*Data rows:*

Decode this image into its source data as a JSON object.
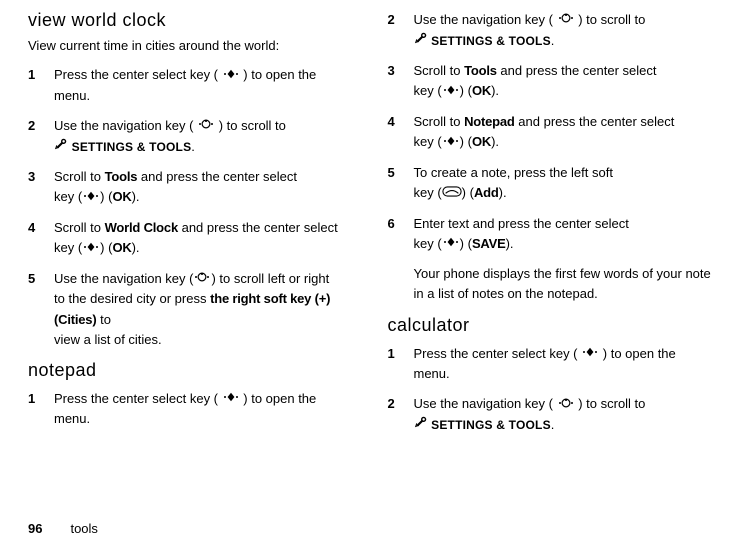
{
  "left": {
    "section1_title": "view world clock",
    "section1_intro": "View current time in cities around the world:",
    "steps1": [
      {
        "num": "1",
        "prefix": "Press the center select key (",
        "mid": ") to open the",
        "tail": "menu.",
        "icon": "center"
      },
      {
        "num": "2",
        "prefix": "Use the navigation key (",
        "mid": ") to scroll to",
        "tail_icon": "wrench",
        "tail_menu": "SETTINGS & TOOLS",
        "tail_suffix": ".",
        "icon": "nav"
      },
      {
        "num": "3",
        "text_a": "Scroll to ",
        "bold_a": "Tools",
        "text_b": " and press the center select",
        "line2_a": "key (",
        "line2_b": ") (",
        "bold_b": "OK",
        "line2_c": ").",
        "icon": "center"
      },
      {
        "num": "4",
        "text_a": "Scroll to ",
        "bold_a": "World Clock",
        "text_b": " and press the center select",
        "line2_a": "key (",
        "line2_b": ") (",
        "bold_b": "OK",
        "line2_c": ").",
        "icon": "center"
      },
      {
        "num": "5",
        "prefix": "Use the navigation key (",
        "mid": ") to scroll left or right",
        "line2": "to the desired city or press ",
        "bold_a": "the right soft key (+) (Cities)",
        "line2_end": " to",
        "line3": "view a list of cities.",
        "icon": "nav"
      }
    ],
    "section2_title": "notepad",
    "steps2": [
      {
        "num": "1",
        "prefix": "Press the center select key (",
        "mid": ") to open the",
        "tail": "menu.",
        "icon": "center"
      }
    ]
  },
  "right": {
    "steps1": [
      {
        "num": "2",
        "prefix": "Use the navigation key (",
        "mid": ") to scroll to",
        "tail_icon": "wrench",
        "tail_menu": "SETTINGS & TOOLS",
        "tail_suffix": ".",
        "icon": "nav"
      },
      {
        "num": "3",
        "text_a": "Scroll to ",
        "bold_a": "Tools",
        "text_b": " and press the center select",
        "line2_a": "key (",
        "line2_b": ") (",
        "bold_b": "OK",
        "line2_c": ").",
        "icon": "center"
      },
      {
        "num": "4",
        "text_a": "Scroll to ",
        "bold_a": "Notepad",
        "text_b": " and press the center select",
        "line2_a": "key (",
        "line2_b": ") (",
        "bold_b": "OK",
        "line2_c": ").",
        "icon": "center"
      },
      {
        "num": "5",
        "text_a": "To create a note, press the left soft",
        "line2_a": "key (",
        "line2_b": ") (",
        "bold_b": "Add",
        "line2_c": ").",
        "icon": "softkey"
      },
      {
        "num": "6",
        "text_a": "Enter text and press the center select",
        "line2_a": "key (",
        "line2_b": ") (",
        "bold_b": "SAVE",
        "line2_c": ").",
        "icon": "center",
        "result": "Your phone displays the first few words of your note in a list of notes on the notepad."
      }
    ],
    "section2_title": "calculator",
    "steps2": [
      {
        "num": "1",
        "prefix": "Press the center select key (",
        "mid": ") to open the",
        "tail": "menu.",
        "icon": "center"
      },
      {
        "num": "2",
        "prefix": "Use the navigation key (",
        "mid": ") to scroll to",
        "tail_icon": "wrench",
        "tail_menu": "SETTINGS & TOOLS",
        "tail_suffix": ".",
        "icon": "nav"
      }
    ]
  },
  "footer": {
    "page": "96",
    "section": "tools"
  }
}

*Objective:* Return the whole listing, word for word, and leave out every picture.

*Response:*
Decode this image into its source data as a JSON object.
{
  "left": {
    "section1_title": "view world clock",
    "section1_intro": "View current time in cities around the world:",
    "steps1": [
      {
        "num": "1",
        "prefix": "Press the center select key (",
        "mid": ") to open the",
        "tail": "menu.",
        "icon": "center"
      },
      {
        "num": "2",
        "prefix": "Use the navigation key (",
        "mid": ") to scroll to",
        "tail_icon": "wrench",
        "tail_menu": "SETTINGS & TOOLS",
        "tail_suffix": ".",
        "icon": "nav"
      },
      {
        "num": "3",
        "text_a": "Scroll to ",
        "bold_a": "Tools",
        "text_b": " and press the center select",
        "line2_a": "key (",
        "line2_b": ") (",
        "bold_b": "OK",
        "line2_c": ").",
        "icon": "center"
      },
      {
        "num": "4",
        "text_a": "Scroll to ",
        "bold_a": "World Clock",
        "text_b": " and press the center select",
        "line2_a": "key (",
        "line2_b": ") (",
        "bold_b": "OK",
        "line2_c": ").",
        "icon": "center"
      },
      {
        "num": "5",
        "prefix": "Use the navigation key (",
        "mid": ") to scroll left or right",
        "line2": "to the desired city or press ",
        "bold_a": "the right soft key (+) (Cities)",
        "line2_end": " to",
        "line3": "view a list of cities.",
        "icon": "nav"
      }
    ],
    "section2_title": "notepad",
    "steps2": [
      {
        "num": "1",
        "prefix": "Press the center select key (",
        "mid": ") to open the",
        "tail": "menu.",
        "icon": "center"
      }
    ]
  },
  "right": {
    "steps1": [
      {
        "num": "2",
        "prefix": "Use the navigation key (",
        "mid": ") to scroll to",
        "tail_icon": "wrench",
        "tail_menu": "SETTINGS & TOOLS",
        "tail_suffix": ".",
        "icon": "nav"
      },
      {
        "num": "3",
        "text_a": "Scroll to ",
        "bold_a": "Tools",
        "text_b": " and press the center select",
        "line2_a": "key (",
        "line2_b": ") (",
        "bold_b": "OK",
        "line2_c": ").",
        "icon": "center"
      },
      {
        "num": "4",
        "text_a": "Scroll to ",
        "bold_a": "Notepad",
        "text_b": " and press the center select",
        "line2_a": "key (",
        "line2_b": ") (",
        "bold_b": "OK",
        "line2_c": ").",
        "icon": "center"
      },
      {
        "num": "5",
        "text_a": "To create a note, press the left soft",
        "line2_a": "key (",
        "line2_b": ") (",
        "bold_b": "Add",
        "line2_c": ").",
        "icon": "softkey"
      },
      {
        "num": "6",
        "text_a": "Enter text and press the center select",
        "line2_a": "key (",
        "line2_b": ") (",
        "bold_b": "SAVE",
        "line2_c": ").",
        "icon": "center",
        "result": "Your phone displays the first few words of your note in a list of notes on the notepad."
      }
    ],
    "section2_title": "calculator",
    "steps2": [
      {
        "num": "1",
        "prefix": "Press the center select key (",
        "mid": ") to open the",
        "tail": "menu.",
        "icon": "center"
      },
      {
        "num": "2",
        "prefix": "Use the navigation key (",
        "mid": ") to scroll to",
        "tail_icon": "wrench",
        "tail_menu": "SETTINGS & TOOLS",
        "tail_suffix": ".",
        "icon": "nav"
      }
    ]
  },
  "footer": {
    "page": "96",
    "section": "tools"
  }
}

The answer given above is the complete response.